**Excerpted records:**
* * * * * * *

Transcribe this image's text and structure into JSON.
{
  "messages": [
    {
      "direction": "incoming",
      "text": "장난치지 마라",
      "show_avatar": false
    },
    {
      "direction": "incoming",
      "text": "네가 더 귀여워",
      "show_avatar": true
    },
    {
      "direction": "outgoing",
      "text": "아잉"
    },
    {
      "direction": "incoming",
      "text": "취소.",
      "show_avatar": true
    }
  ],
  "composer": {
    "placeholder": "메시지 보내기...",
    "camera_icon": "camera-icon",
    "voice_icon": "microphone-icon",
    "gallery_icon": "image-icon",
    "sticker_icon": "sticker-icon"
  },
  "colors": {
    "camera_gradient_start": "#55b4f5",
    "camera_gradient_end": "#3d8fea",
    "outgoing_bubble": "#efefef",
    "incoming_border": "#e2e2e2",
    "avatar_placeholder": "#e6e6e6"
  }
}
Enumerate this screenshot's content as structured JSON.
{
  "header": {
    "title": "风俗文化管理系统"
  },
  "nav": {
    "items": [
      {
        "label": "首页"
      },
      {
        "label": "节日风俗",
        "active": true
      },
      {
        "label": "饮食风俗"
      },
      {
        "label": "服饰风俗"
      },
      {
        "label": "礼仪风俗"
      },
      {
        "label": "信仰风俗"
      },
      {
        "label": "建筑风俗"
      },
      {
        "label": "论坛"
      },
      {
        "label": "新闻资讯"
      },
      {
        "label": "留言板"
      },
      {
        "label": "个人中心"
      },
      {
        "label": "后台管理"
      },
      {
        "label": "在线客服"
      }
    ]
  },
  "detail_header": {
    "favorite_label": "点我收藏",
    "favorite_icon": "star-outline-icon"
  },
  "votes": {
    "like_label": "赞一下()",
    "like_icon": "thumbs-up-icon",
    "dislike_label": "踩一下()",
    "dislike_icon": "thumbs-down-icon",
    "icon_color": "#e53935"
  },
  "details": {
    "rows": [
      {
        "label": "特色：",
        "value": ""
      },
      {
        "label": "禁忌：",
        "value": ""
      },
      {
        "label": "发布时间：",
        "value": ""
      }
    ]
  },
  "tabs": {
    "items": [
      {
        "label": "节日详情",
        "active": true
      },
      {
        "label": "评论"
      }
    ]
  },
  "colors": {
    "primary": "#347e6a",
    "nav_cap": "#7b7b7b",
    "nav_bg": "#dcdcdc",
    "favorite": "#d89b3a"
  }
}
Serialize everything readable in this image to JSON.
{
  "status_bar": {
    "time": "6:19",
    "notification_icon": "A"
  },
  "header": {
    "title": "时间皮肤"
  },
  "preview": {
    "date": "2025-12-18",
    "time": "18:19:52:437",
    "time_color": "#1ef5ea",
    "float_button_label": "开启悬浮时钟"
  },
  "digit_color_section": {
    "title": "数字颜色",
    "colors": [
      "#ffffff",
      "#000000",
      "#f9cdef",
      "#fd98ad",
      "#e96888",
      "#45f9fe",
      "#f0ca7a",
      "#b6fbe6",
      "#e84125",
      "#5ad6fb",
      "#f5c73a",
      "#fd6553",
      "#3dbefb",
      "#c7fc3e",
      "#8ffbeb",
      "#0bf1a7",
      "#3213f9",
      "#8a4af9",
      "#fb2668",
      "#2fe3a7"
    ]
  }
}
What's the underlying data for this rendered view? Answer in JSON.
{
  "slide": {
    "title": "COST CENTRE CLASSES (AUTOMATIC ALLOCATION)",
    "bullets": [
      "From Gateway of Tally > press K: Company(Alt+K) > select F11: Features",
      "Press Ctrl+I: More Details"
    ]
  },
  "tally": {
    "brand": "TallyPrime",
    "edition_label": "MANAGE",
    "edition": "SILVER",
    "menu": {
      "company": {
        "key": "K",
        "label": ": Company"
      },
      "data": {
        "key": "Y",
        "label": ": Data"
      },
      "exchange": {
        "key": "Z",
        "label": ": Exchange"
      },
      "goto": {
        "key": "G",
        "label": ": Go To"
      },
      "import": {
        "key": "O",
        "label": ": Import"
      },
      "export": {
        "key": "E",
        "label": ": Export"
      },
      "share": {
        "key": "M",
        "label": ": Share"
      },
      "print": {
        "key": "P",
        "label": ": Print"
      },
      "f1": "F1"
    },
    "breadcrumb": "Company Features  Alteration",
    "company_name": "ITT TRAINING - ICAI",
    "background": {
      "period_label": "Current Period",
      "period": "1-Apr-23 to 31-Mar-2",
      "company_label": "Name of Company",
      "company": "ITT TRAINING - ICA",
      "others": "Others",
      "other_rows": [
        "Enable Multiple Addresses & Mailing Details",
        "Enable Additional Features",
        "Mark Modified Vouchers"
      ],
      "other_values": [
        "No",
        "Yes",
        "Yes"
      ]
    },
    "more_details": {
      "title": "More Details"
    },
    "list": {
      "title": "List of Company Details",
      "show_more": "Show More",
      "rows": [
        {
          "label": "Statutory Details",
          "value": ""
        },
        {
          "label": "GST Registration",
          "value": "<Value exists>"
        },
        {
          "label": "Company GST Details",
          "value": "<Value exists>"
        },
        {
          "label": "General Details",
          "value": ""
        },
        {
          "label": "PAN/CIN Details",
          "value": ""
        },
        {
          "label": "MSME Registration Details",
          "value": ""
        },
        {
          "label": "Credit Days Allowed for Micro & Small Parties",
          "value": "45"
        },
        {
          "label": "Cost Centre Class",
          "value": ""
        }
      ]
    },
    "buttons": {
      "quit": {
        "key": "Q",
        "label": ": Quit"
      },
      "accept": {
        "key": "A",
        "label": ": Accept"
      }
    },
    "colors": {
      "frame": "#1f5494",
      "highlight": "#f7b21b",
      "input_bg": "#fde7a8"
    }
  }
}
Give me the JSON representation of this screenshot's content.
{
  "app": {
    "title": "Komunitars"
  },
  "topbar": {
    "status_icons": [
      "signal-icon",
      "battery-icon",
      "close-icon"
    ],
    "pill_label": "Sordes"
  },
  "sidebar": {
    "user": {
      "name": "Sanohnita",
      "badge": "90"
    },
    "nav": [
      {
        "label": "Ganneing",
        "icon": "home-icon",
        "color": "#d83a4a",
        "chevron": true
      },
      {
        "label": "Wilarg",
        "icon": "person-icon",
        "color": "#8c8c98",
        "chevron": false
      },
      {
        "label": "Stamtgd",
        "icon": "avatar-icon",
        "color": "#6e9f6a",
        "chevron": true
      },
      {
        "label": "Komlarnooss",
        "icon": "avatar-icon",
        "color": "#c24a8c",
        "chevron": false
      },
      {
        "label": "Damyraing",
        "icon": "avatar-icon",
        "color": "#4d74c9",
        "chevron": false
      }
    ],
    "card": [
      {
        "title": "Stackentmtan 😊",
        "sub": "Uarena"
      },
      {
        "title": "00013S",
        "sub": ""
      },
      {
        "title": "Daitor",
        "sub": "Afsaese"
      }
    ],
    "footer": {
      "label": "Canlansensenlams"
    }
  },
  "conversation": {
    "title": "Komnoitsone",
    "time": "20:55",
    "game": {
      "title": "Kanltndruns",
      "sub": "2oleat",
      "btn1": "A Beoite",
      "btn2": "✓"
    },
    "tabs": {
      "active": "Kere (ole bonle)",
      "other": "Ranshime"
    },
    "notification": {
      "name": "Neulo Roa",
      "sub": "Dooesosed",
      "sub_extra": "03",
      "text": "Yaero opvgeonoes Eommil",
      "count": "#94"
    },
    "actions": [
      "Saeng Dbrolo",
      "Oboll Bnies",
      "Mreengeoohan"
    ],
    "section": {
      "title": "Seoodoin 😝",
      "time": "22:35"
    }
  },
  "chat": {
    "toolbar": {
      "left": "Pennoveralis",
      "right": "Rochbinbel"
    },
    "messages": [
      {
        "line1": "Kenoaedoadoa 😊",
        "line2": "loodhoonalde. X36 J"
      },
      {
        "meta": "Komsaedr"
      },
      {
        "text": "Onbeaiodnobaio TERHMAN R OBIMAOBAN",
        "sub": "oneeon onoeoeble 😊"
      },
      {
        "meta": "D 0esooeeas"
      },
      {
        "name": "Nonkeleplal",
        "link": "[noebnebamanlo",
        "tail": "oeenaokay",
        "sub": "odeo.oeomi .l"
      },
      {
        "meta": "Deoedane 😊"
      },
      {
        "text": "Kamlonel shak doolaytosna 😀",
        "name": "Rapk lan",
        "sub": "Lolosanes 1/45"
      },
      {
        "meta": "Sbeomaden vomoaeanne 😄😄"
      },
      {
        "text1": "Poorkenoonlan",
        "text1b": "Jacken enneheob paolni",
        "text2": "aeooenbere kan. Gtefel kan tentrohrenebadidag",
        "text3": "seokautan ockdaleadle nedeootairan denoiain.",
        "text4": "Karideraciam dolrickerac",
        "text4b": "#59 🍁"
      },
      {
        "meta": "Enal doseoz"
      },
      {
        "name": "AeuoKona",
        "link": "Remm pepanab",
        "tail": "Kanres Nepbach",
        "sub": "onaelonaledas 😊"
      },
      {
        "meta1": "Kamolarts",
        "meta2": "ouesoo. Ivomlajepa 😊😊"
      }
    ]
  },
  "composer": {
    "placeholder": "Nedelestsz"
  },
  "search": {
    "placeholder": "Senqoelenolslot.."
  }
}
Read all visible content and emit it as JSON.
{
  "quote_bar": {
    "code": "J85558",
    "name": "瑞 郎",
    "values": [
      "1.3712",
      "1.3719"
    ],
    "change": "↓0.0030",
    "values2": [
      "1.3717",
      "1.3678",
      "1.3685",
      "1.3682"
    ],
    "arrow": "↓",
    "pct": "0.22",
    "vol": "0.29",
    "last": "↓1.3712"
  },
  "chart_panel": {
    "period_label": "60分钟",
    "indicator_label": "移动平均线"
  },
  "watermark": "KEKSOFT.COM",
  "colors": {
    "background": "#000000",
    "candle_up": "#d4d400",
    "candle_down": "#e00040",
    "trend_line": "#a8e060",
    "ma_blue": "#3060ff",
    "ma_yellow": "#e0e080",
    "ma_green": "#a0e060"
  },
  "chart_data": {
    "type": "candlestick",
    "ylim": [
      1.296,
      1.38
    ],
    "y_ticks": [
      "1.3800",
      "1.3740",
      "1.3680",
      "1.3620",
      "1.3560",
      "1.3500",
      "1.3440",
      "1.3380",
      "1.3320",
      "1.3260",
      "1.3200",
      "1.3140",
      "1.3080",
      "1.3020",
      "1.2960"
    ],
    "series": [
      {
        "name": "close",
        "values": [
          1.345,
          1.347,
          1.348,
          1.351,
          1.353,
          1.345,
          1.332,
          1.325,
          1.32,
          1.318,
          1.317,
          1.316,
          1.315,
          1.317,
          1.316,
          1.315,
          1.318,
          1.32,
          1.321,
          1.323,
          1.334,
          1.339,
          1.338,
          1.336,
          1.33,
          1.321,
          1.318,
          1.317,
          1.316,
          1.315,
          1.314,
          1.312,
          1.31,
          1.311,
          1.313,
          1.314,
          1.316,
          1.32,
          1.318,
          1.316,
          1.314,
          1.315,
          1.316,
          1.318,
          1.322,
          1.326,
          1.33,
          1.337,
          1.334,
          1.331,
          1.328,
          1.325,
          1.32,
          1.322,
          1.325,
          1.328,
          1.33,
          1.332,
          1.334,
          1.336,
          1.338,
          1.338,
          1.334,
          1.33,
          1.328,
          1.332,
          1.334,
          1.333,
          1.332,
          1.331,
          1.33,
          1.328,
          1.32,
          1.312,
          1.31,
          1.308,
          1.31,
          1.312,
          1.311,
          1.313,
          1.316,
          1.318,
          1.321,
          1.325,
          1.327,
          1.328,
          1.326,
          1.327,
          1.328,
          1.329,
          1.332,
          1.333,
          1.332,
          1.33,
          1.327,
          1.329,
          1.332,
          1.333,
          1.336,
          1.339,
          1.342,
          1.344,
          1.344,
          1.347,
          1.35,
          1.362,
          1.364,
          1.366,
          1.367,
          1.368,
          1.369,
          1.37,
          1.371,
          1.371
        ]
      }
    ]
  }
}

* * * * * * *

**Aim:**
Copy each line above that contains the string "JSON".

**The completed task:**
Transcribe this image's text and structure into JSON.
Enumerate this screenshot's content as structured JSON.
Serialize everything readable in this image to JSON.
What's the underlying data for this rendered view? Answer in JSON.
Give me the JSON representation of this screenshot's content.
Read all visible content and emit it as JSON.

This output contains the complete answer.